EXERCISE TASK: Pick out each line with the word "color" from the material that follows.

SUPPLIED ENTRIES:
------

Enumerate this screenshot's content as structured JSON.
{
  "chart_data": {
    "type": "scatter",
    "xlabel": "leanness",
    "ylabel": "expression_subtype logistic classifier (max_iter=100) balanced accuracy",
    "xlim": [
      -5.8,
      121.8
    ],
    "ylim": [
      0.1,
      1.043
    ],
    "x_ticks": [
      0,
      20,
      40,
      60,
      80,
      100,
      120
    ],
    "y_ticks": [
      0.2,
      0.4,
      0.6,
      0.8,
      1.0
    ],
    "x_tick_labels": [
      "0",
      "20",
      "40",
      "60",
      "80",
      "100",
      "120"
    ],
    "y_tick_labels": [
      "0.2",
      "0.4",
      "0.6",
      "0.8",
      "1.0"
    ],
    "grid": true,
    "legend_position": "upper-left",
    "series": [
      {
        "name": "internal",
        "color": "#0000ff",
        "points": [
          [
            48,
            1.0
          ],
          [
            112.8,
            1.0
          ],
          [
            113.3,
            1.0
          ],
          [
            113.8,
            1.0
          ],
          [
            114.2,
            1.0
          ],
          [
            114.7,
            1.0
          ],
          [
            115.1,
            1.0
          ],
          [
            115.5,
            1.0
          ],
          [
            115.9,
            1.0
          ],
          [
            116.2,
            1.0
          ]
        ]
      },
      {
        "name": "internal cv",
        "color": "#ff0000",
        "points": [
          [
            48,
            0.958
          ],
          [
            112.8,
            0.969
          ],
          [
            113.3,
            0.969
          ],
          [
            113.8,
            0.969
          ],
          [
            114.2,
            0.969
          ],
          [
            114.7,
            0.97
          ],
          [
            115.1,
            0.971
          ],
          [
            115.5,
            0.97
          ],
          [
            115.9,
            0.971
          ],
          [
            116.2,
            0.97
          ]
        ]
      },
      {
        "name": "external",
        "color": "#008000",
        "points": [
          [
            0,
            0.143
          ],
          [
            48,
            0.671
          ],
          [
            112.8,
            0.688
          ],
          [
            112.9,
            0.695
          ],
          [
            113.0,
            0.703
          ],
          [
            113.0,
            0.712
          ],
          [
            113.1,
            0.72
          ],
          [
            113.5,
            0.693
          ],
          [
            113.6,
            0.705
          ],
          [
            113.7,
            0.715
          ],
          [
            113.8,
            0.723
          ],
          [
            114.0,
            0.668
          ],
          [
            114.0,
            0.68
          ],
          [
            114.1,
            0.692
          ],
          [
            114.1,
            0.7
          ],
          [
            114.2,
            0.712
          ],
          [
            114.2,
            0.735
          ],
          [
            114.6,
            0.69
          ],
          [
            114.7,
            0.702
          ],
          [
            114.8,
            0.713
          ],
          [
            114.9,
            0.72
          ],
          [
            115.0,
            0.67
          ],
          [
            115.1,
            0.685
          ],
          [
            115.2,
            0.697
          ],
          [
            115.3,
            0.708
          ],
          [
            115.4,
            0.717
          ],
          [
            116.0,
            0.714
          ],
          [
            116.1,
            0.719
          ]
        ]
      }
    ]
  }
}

------

TASK ANSWER:
        "color": "#0000ff",
        "color": "#ff0000",
        "color": "#008000",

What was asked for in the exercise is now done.